Excerpts from an interface dataset
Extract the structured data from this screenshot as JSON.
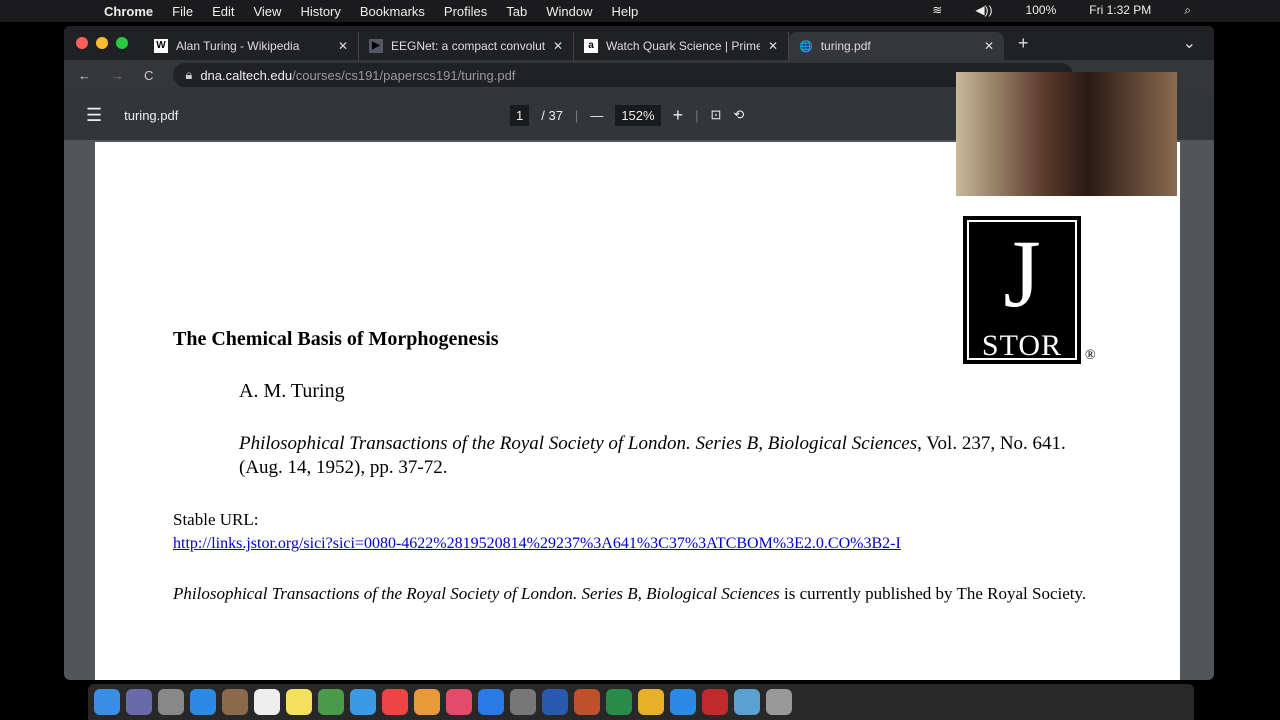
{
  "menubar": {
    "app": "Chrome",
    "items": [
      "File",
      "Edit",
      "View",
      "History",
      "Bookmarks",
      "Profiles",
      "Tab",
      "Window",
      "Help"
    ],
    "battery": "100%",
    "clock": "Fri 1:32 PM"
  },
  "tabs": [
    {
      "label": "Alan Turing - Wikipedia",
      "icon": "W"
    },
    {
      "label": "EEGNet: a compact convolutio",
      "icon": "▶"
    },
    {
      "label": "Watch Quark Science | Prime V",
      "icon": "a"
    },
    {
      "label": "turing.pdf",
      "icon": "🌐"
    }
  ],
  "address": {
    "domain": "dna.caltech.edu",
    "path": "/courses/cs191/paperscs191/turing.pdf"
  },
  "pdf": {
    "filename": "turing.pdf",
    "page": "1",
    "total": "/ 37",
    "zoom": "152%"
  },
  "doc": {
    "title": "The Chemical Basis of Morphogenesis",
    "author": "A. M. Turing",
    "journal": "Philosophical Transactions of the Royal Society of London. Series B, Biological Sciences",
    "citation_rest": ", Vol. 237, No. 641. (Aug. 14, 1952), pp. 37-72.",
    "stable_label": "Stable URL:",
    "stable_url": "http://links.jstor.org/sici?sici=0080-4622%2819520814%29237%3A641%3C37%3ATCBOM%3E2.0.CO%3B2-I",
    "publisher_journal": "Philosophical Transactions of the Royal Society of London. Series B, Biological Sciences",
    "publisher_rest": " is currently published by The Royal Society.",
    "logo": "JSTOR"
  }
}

Aim of the exercise:
Could you set down the records above exactly, skipping any picture?

Worked solution:
Extract the structured data from this screenshot as JSON.
{
  "menubar": {
    "app": "Chrome",
    "items": [
      "File",
      "Edit",
      "View",
      "History",
      "Bookmarks",
      "Profiles",
      "Tab",
      "Window",
      "Help"
    ],
    "battery": "100%",
    "clock": "Fri 1:32 PM"
  },
  "tabs": [
    {
      "label": "Alan Turing - Wikipedia",
      "icon": "W"
    },
    {
      "label": "EEGNet: a compact convolutio",
      "icon": "▶"
    },
    {
      "label": "Watch Quark Science | Prime V",
      "icon": "a"
    },
    {
      "label": "turing.pdf",
      "icon": "🌐"
    }
  ],
  "address": {
    "domain": "dna.caltech.edu",
    "path": "/courses/cs191/paperscs191/turing.pdf"
  },
  "pdf": {
    "filename": "turing.pdf",
    "page": "1",
    "total": "/ 37",
    "zoom": "152%"
  },
  "doc": {
    "title": "The Chemical Basis of Morphogenesis",
    "author": "A. M. Turing",
    "journal": "Philosophical Transactions of the Royal Society of London. Series B, Biological Sciences",
    "citation_rest": ", Vol. 237, No. 641. (Aug. 14, 1952), pp. 37-72.",
    "stable_label": "Stable URL:",
    "stable_url": "http://links.jstor.org/sici?sici=0080-4622%2819520814%29237%3A641%3C37%3ATCBOM%3E2.0.CO%3B2-I",
    "publisher_journal": "Philosophical Transactions of the Royal Society of London. Series B, Biological Sciences",
    "publisher_rest": " is currently published by The Royal Society.",
    "logo": "JSTOR"
  }
}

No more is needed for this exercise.